Items from a document page collection
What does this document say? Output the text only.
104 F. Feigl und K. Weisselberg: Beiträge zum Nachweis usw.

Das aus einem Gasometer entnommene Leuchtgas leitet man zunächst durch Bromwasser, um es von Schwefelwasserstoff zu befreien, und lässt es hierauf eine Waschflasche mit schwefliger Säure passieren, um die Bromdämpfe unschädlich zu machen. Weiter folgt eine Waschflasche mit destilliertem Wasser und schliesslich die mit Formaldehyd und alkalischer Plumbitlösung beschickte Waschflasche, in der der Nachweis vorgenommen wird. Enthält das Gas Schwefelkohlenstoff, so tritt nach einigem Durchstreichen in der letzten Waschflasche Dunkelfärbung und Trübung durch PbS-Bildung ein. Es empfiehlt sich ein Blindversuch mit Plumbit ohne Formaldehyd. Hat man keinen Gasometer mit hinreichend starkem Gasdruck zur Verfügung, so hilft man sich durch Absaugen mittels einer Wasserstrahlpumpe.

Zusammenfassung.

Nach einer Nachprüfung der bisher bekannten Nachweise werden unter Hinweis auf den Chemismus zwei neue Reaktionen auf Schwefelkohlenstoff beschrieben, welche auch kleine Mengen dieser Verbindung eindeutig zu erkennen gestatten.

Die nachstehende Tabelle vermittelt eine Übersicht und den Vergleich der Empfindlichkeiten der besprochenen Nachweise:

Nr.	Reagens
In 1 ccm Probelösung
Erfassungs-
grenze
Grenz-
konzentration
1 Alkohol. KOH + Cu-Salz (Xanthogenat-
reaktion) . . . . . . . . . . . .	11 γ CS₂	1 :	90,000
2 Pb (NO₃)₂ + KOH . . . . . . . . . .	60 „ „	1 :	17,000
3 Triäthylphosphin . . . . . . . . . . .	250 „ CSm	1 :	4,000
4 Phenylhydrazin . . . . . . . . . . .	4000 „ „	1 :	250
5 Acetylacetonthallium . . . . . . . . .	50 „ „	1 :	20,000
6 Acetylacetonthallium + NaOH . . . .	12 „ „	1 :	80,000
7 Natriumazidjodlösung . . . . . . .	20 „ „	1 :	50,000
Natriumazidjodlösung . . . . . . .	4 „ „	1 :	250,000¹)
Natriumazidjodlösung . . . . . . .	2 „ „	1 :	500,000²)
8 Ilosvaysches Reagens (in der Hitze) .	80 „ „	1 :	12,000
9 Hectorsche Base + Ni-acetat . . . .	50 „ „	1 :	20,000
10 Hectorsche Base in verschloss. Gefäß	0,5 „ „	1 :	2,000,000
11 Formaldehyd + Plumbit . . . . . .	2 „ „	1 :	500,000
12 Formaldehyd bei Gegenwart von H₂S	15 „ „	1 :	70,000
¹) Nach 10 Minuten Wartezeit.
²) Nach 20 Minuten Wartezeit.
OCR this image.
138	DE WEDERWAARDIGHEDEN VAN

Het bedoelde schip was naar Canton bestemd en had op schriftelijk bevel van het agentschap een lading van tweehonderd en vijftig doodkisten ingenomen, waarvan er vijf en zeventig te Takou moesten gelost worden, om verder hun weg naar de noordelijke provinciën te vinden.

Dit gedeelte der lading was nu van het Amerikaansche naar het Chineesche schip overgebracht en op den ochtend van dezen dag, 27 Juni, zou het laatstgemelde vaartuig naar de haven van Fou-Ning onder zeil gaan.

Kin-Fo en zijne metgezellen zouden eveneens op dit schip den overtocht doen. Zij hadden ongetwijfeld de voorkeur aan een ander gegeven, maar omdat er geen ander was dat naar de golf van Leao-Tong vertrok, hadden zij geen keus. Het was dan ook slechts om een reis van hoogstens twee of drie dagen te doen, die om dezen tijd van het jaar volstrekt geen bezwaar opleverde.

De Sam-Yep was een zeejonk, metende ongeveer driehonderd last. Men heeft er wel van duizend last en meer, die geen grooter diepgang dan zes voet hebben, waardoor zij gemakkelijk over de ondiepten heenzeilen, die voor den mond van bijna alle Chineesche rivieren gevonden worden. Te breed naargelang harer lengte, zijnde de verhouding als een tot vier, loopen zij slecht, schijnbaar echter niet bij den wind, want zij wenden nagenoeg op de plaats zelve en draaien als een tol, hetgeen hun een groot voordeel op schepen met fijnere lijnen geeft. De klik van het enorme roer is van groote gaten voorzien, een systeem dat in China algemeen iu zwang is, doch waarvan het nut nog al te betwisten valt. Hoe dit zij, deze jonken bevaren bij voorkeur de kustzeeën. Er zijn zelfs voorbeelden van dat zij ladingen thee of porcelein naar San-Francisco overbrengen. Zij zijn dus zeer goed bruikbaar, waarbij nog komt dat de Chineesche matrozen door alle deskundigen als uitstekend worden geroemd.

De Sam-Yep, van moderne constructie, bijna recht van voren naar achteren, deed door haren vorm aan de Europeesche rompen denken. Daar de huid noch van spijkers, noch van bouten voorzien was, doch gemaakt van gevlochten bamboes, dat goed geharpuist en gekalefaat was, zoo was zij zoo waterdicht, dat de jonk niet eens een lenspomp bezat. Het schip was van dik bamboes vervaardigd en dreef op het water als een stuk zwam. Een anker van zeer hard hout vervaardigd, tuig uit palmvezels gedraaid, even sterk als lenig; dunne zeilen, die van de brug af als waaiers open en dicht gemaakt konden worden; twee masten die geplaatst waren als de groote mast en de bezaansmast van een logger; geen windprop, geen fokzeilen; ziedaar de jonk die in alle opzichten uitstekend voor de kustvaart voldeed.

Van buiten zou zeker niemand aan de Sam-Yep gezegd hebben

**EXERCISE INSTRUCTIONS**
Count the lines of the data that contain the word "Base", and give only that number.

**YOUR SOLUTION**
2